_Supplied records_
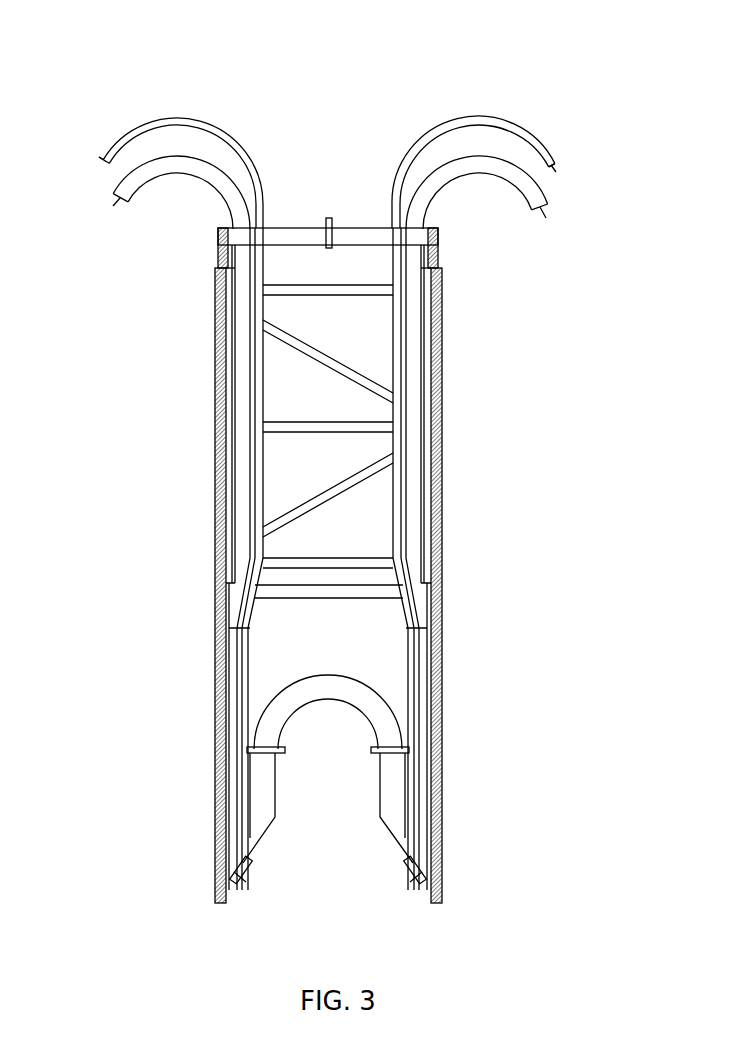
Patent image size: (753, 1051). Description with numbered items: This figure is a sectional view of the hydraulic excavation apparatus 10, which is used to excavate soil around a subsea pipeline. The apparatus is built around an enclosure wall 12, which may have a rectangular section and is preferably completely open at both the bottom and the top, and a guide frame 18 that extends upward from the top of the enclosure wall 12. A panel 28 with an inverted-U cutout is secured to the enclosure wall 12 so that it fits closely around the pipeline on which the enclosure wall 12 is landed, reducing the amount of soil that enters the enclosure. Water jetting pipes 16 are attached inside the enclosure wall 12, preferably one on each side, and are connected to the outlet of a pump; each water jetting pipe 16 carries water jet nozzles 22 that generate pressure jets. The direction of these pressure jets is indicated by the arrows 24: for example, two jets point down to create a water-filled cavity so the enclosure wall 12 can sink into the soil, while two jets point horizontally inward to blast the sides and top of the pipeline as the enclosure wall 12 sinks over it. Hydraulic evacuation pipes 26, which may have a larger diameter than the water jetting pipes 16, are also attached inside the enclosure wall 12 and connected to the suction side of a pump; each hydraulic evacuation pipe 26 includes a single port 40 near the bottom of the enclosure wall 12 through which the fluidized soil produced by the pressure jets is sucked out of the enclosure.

The hydraulic excavation apparatus 10 is at (270, 55).
The enclosure wall 12 is at (215, 707).
The water jetting pipes 16 is at (528, 128).
The guide frame 18 is at (213, 460).
The water jet nozzles 22 is at (283, 748).
The arrows 24 is at (377, 753).
The hydraulic evacuation pipes 26 is at (543, 192).
The panels 28 is at (375, 685).
The port 40 is at (328, 891).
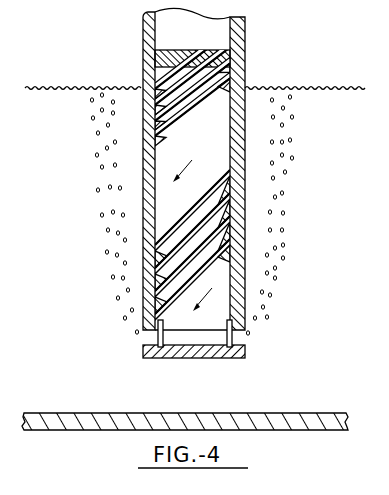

_Task brief_
Convert every line of the material above into a JSON list of strings, one string per line, omitting blank lines and the pictures.

_Written solution_
[
  "Patent image size: (753, 1051). Description with numbered items: This figure is a sectional view of the hydraulic excavation apparatus 10, which is used to excavate soil around a subsea pipeline. The apparatus is built around an enclosure wall 12, which may have a rectangular section and is preferably completely open at both the bottom and the top, and a guide frame 18 that extends upward from the top of the enclosure wall 12. A panel 28 with an inverted-U cutout is secured to the enclosure wall 12 so that it fits closely around the pipeline on which the enclosure wall 12 is landed, reducing the amount of soil that enters the enclosure. Water jetting pipes 16 are attached inside the enclosure wall 12, preferably one on each side, and are connected to the outlet of a pump; each water jetting pipe 16 carries water jet nozzles 22 that generate pressure jets. The direction of these pressure jets is indicated by the arrows 24: for example, two jets point down to create a water-filled cavity so the enclosure wall 12 can sink into the soil, while two jets point horizontally inward to blast the sides and top of the pipeline as the enclosure wall 12 sinks over it. Hydraulic evacuation pipes 26, which may have a larger diameter than the water jetting pipes 16, are also attached inside the enclosure wall 12 and connected to the suction side of a pump; each hydraulic evacuation pipe 26 includes a single port 40 near the bottom of the enclosure wall 12 through which the fluidized soil produced by the pressure jets is sucked out of the enclosure.",
  "The hydraulic excavation apparatus 10 is at (270, 55).",
  "The enclosure wall 12 is at (215, 707).",
  "The water jetting pipes 16 is at (528, 128).",
  "The guide frame 18 is at (213, 460).",
  "The water jet nozzles 22 is at (283, 748).",
  "The arrows 24 is at (377, 753).",
  "The hydraulic evacuation pipes 26 is at (543, 192).",
  "The panels 28 is at (375, 685).",
  "The port 40 is at (328, 891)."
]